» PAGE EXCERPT
    2. if the docops is not valid anymore, can you please suggest any workaround?

    thank you,s.


  • 2.  RE: admin console in UMP - blocked content

    Posted 27 days ago
    Seems some Security Settings on your Browser.

    If you try locally to open at the Primary Hub Server with the URL: http://localhost/adminconsoleapp
    If opens without use the Portlet?

    ------------------------------
    Senior Support Engineer
    Broadcom
    ------------------------------



  • 3.  RE: admin console in UMP - blocked content

    Posted 27 days ago
    Edited by Savage 27 days ago
    This is not a browser issue but a really should be a defect but no one has acknowledged the issue.

    Inside adminconsole they use proper content-security html flags and inside UMP they do not which than any new up-to-date browser will ad-here to the content-security and start blocking some parts of its functionality.  For anyone inside Broadcom i go over this inside Case #1230901 .

» PROBLEM DETAILS
In the forum thread, what URL does the Senior Support Engineer suggest opening locally on the Primary Hub Server? The records come from another source, not from the forum thread.

Document layout detection data:

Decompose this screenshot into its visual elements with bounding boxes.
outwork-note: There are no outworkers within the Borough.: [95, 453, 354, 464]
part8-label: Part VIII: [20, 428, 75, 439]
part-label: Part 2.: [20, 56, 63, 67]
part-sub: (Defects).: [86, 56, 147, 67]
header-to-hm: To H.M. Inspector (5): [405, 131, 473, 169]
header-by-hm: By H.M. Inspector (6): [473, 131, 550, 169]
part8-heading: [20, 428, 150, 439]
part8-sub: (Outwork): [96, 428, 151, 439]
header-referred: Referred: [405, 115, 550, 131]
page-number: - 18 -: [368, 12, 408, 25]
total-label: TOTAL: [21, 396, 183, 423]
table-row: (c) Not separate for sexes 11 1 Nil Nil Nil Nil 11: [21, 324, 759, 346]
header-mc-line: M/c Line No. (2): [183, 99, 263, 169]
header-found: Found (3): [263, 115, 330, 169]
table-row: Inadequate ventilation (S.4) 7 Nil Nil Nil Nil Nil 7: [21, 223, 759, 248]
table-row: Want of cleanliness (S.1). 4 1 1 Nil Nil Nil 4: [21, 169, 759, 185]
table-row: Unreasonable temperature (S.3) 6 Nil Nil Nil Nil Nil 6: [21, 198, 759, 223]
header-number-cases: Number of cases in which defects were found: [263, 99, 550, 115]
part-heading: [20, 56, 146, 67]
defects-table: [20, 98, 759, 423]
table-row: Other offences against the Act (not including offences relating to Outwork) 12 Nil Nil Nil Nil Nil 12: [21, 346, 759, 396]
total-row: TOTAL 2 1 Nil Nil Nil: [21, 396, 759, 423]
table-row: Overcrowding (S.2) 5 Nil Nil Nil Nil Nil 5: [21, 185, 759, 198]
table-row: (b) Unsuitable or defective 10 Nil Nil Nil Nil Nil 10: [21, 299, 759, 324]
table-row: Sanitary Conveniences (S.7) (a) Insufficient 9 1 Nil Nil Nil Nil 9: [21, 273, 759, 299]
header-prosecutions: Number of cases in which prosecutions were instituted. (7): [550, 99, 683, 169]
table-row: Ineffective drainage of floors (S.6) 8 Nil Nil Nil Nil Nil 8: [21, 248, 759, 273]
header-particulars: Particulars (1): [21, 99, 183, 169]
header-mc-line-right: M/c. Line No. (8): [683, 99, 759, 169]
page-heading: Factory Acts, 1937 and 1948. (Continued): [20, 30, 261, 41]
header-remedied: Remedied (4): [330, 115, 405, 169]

» ANSWER TO THE PROBLEM
http://localhost/adminconsoleapp